本文抜粋 ::
刈らんとて芒にふかく沈みたる 飴山實

この句もまた、飴山實の皮膚の浸透力を感じさせてくれる一句です。夏の芒は青々しているが、秋になると芒は金色に変わる。「刈らんとて」というのは、月見のために芒原に分け入って刈り取ってこようというのでしょう。風にたなびく芒がしきりにざわめいてる。芒は大きいものは二メートル近くなるから、根もとで刈ろうと身を屈めれば、その音のトーンが下がり外界から遮断されたような感覚になる。まさに芒の「海原」に沈み込んだかのように。つまり、芒を「高さ」ではなく、「深さ」としてとらえるわけです。それは、視覚で対象をとらえるのではなく、むしろ聴覚や皮膚感覚のような受動的な感覚に沈み込むということです。芒の海原に深く沈み込み、芒の金色に染まりきること。この句は読者をそのようにいざなっているように思えてきます。そこで思い起こすのは、飴山實の初句集『おりいぶ』(1959年)にある〈菖蒲湯に底まで夕陽子と沈む〉という句です。飴山實は「前衛的」と形容される『おりいぶ』のあとおよそ十年の中断があって、第二句集『少長集』(1971年)で復帰するわけですが、それから古典回帰の代表格として見なされてきたというのが、俳句界の常識だろうと思います。たしかに、誰の眼にも飴山の俳句におこった変化は明らかです。しかし、この句は『花浴び』(1995年)におさめられている晩年の作です。その晩年の句と初句集にある一句とが、これほど響きあっているのはなぜか。私には、このような皮膚感覚こそが飴山俳句の本質であって、それはおそらく終始貫かれているのではないかと思うのです。

追記:『辛酉小雪』(1981年)にある〈菊切りに出てゐて茜びたしかな〉という句もまたこの間においてみるとなお、これらに通底するものを実感できるのではないでしょうか。

作業内容 :: 芒の句を読み解く本文で『』に入っている書名を、そばに書かれている年と一緒に全部書き出してください。

バウンディングボックス予測データ:
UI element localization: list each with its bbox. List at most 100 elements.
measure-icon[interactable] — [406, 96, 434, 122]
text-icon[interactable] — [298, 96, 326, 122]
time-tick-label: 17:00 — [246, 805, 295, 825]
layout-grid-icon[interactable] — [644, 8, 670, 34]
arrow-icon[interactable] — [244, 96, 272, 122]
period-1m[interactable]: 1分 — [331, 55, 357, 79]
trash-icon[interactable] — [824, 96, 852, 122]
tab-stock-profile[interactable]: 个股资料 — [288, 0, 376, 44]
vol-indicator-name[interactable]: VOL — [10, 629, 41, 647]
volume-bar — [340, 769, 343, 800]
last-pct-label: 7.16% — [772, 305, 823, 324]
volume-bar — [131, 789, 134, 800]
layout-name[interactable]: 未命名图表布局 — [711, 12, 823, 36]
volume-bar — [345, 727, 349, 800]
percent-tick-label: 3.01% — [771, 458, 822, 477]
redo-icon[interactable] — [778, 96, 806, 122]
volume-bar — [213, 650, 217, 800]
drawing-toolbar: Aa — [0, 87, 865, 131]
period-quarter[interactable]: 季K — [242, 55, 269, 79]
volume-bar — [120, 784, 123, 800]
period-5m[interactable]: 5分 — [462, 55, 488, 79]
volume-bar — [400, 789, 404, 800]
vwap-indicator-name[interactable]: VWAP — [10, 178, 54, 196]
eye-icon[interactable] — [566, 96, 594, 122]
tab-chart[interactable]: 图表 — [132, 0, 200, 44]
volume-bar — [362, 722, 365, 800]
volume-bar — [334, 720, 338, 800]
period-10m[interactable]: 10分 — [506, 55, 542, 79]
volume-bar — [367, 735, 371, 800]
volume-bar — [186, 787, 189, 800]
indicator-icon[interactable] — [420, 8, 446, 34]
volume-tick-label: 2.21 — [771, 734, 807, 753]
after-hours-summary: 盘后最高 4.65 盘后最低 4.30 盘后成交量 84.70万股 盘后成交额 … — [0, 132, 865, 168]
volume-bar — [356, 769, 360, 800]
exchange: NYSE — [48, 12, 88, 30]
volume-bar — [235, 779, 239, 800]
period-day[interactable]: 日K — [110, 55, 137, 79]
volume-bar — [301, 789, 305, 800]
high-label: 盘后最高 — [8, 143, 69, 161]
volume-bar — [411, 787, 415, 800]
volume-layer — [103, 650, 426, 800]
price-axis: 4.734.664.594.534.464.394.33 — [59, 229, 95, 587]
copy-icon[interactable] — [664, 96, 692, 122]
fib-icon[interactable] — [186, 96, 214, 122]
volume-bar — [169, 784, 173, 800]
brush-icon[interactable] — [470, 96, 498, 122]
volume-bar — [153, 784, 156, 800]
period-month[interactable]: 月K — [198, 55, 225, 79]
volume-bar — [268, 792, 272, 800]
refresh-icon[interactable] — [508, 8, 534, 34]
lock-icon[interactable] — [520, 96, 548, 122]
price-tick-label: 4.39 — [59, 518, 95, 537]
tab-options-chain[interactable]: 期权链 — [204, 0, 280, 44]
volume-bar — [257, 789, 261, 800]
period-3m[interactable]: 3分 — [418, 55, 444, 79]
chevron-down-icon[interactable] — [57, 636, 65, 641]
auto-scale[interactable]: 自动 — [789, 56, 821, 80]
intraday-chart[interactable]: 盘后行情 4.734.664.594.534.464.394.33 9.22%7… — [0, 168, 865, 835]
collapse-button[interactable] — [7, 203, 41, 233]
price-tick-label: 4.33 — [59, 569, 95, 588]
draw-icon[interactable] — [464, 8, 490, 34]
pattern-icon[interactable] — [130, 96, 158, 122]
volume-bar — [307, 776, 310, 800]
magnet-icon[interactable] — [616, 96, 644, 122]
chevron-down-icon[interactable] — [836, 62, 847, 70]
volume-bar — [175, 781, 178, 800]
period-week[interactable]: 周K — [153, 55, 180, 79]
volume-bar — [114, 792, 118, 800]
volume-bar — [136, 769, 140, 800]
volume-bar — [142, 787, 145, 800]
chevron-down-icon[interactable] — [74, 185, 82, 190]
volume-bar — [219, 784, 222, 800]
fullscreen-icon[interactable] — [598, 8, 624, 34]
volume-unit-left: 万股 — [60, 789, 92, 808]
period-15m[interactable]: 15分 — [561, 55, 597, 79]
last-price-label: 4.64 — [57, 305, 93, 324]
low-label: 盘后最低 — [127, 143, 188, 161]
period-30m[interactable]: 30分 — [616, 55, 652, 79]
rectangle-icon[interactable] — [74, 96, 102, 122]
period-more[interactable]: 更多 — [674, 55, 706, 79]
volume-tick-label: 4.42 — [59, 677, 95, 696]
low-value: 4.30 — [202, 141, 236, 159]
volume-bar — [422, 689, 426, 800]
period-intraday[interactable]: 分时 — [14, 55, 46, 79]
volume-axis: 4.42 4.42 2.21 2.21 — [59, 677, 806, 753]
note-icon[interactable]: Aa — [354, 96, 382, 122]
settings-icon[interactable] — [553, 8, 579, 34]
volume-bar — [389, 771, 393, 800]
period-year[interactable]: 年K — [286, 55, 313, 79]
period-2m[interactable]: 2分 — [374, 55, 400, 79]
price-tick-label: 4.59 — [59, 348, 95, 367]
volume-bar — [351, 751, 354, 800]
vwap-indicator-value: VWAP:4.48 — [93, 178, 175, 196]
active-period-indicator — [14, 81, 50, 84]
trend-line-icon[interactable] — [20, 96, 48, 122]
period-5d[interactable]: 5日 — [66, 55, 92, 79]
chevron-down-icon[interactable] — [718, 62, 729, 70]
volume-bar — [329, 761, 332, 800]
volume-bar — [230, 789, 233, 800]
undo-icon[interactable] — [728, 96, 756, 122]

解答欄 ::
『おりいぶ』(1959年)
『少長集』(1971年)
『花浴び』(1995年)
『辛酉小雪』(1981年)